* _Aim_: Skip every image and restate the data word for word.

══ The data

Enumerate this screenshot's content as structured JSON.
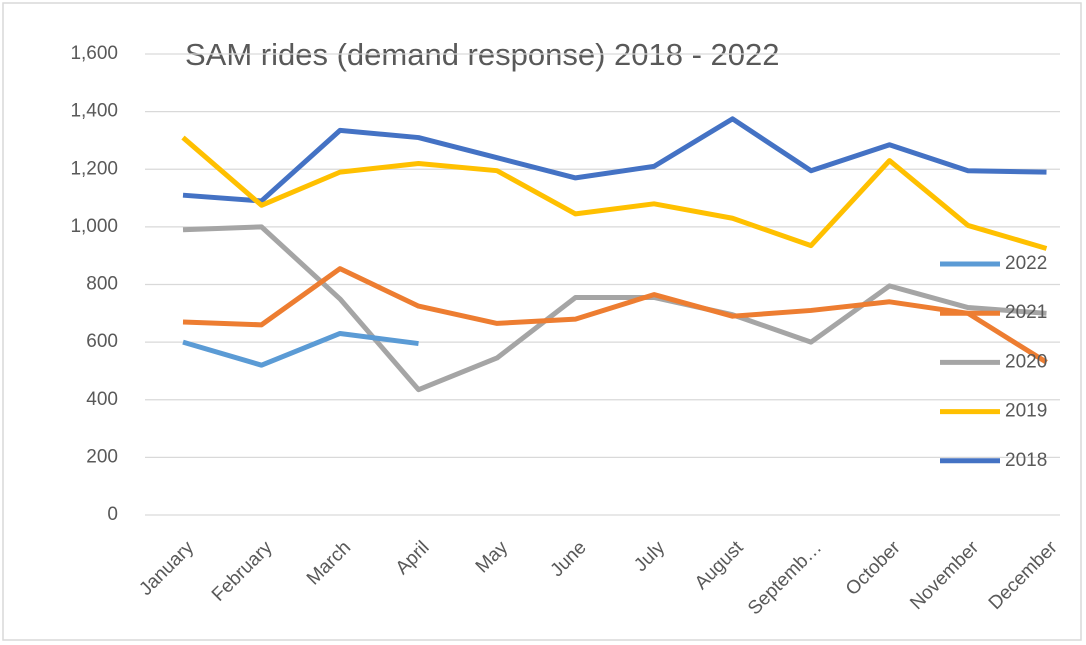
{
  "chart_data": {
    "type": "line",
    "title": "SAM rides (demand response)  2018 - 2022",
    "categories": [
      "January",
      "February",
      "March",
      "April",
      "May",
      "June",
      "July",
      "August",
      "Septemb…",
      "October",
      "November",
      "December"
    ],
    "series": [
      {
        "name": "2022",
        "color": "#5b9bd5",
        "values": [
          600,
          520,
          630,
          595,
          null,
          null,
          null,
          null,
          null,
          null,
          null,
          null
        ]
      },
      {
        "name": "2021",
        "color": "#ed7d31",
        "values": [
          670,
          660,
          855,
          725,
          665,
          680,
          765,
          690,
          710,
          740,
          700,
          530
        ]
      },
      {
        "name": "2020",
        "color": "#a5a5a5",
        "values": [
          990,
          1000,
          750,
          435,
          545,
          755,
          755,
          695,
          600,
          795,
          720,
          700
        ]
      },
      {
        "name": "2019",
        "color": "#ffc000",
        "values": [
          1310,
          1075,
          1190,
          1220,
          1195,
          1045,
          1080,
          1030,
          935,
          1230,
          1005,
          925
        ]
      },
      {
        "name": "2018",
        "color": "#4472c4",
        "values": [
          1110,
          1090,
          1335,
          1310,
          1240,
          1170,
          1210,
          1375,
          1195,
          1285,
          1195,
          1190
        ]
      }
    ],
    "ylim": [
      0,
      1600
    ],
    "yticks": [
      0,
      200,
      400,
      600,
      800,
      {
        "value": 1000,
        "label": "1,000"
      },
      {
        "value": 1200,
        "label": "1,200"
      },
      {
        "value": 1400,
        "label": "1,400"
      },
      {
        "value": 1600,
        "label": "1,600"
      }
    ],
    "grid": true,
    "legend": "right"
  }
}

════

* _Answer for this exercise_:
Enumerate this screenshot's content as structured JSON.
{
  "chart_data": {
    "type": "line",
    "title": "SAM rides (demand response)  2018 - 2022",
    "categories": [
      "January",
      "February",
      "March",
      "April",
      "May",
      "June",
      "July",
      "August",
      "Septemb…",
      "October",
      "November",
      "December"
    ],
    "series": [
      {
        "name": "2022",
        "color": "#5b9bd5",
        "values": [
          600,
          520,
          630,
          595,
          null,
          null,
          null,
          null,
          null,
          null,
          null,
          null
        ]
      },
      {
        "name": "2021",
        "color": "#ed7d31",
        "values": [
          670,
          660,
          855,
          725,
          665,
          680,
          765,
          690,
          710,
          740,
          700,
          530
        ]
      },
      {
        "name": "2020",
        "color": "#a5a5a5",
        "values": [
          990,
          1000,
          750,
          435,
          545,
          755,
          755,
          695,
          600,
          795,
          720,
          700
        ]
      },
      {
        "name": "2019",
        "color": "#ffc000",
        "values": [
          1310,
          1075,
          1190,
          1220,
          1195,
          1045,
          1080,
          1030,
          935,
          1230,
          1005,
          925
        ]
      },
      {
        "name": "2018",
        "color": "#4472c4",
        "values": [
          1110,
          1090,
          1335,
          1310,
          1240,
          1170,
          1210,
          1375,
          1195,
          1285,
          1195,
          1190
        ]
      }
    ],
    "ylim": [
      0,
      1600
    ],
    "yticks": [
      0,
      200,
      400,
      600,
      800,
      {
        "value": 1000,
        "label": "1,000"
      },
      {
        "value": 1200,
        "label": "1,200"
      },
      {
        "value": 1400,
        "label": "1,400"
      },
      {
        "value": 1600,
        "label": "1,600"
      }
    ],
    "grid": true,
    "legend": "right"
  }
}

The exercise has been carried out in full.